EXERCISE: Pick out and copy every line below that has the word "does".

━━━━━━━━━━

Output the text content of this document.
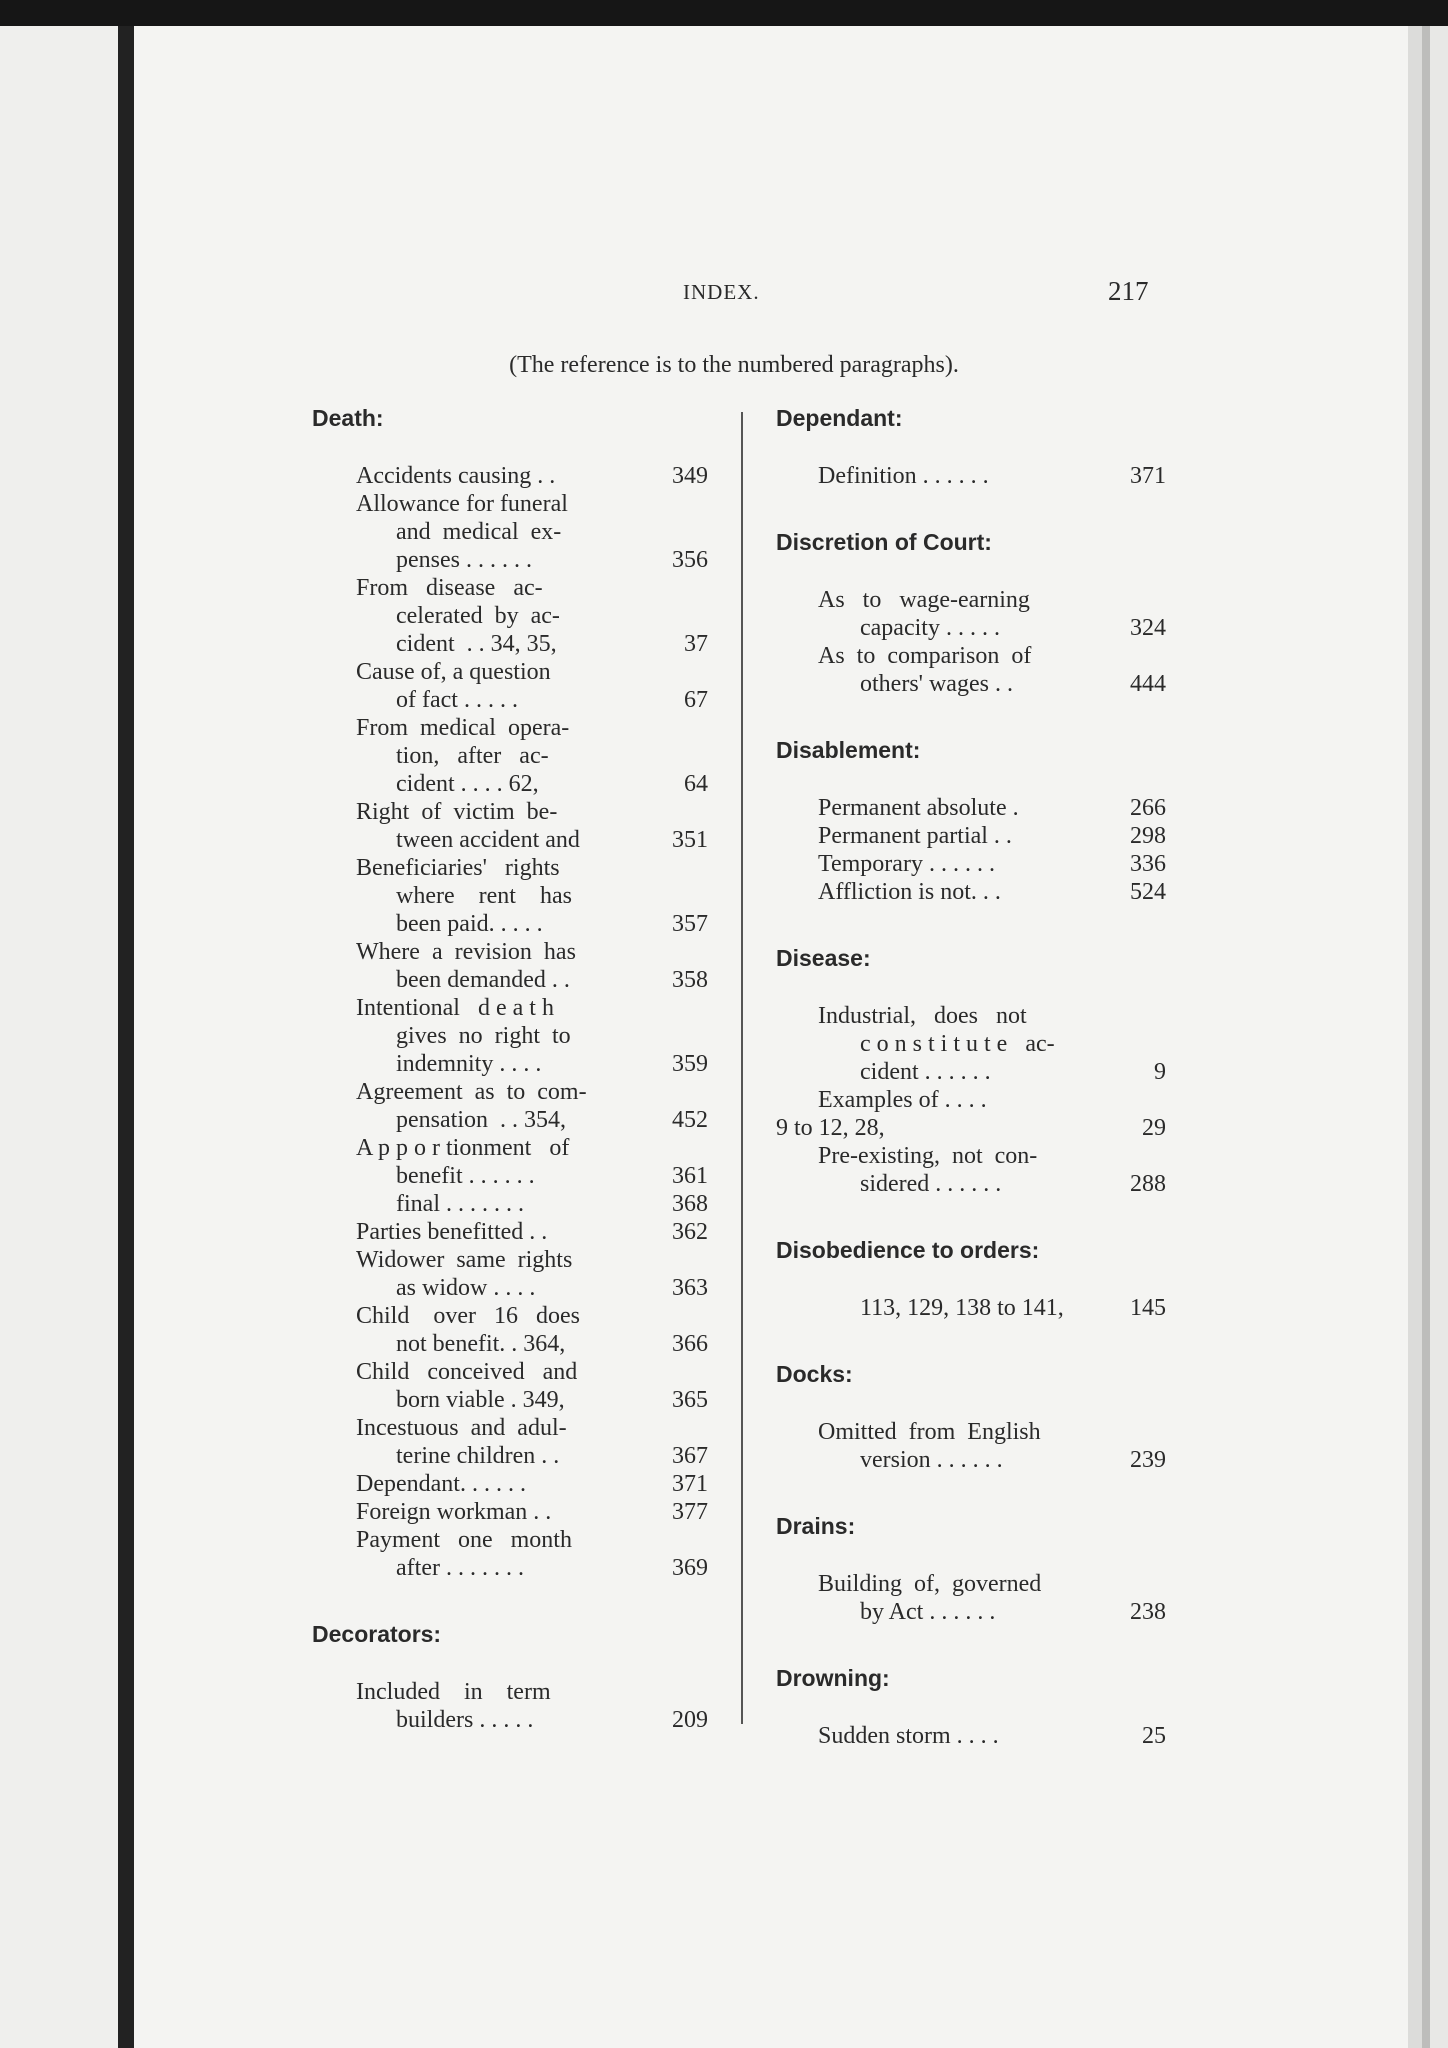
INDEX.	217
(The reference is to the numbered paragraphs).
Death:
Accidents causing . .	349
Allowance for funeral
and  medical  ex-
penses . . . . . .	356
From   disease   ac-
celerated  by  ac-
cident  . . 34, 35,	37
Cause of, a question
of fact . . . . .	67
From  medical  opera-
tion,   after   ac-
cident . . . . 62,	64
Right  of  victim  be-
tween accident and	351
Beneficiaries'   rights
where    rent    has
been paid. . . . .	357
Where  a  revision  has
been demanded . .	358
Intentional   d e a t h
gives  no  right  to
indemnity . . . .	359
Agreement  as  to  com-
pensation  . . 354,	452
A p p o r tionment   of
benefit . . . . . .	361
final . . . . . . .	368
Parties benefitted . .	362
Widower  same  rights
as widow . . . .	363
Child    over   16   does
not benefit. . 364,	366
Child   conceived   and
born viable . 349,	365
Incestuous  and  adul-
terine children . .	367
Dependant. . . . . .	371
Foreign workman . .	377
Payment   one   month
after . . . . . . .	369
Decorators:
Included    in    term
builders . . . . .	209
Dependant:
Definition . . . . . .	371
Discretion of Court:
As   to   wage-earning
capacity . . . . .	324
As  to  comparison  of
others' wages . .	444
Disablement:
Permanent absolute .	266
Permanent partial . .	298
Temporary . . . . . .	336
Affliction is not. . .	524
Disease:
Industrial,   does   not
c o n s t i t u t e   ac-
cident . . . . . .	9
Examples of . . . .
9 to 12, 28,	29
Pre-existing,  not  con-
sidered . . . . . .	288
Disobedience to orders:
113, 129, 138 to 141,	145
Docks:
Omitted  from  English
version . . . . . .	239
Drains:
Building  of,  governed
by Act . . . . . .	238
Drowning:
Sudden storm . . . .	25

━━━━━━━━━━

TASK ANSWER:
Child    over   16   does
Industrial,   does   not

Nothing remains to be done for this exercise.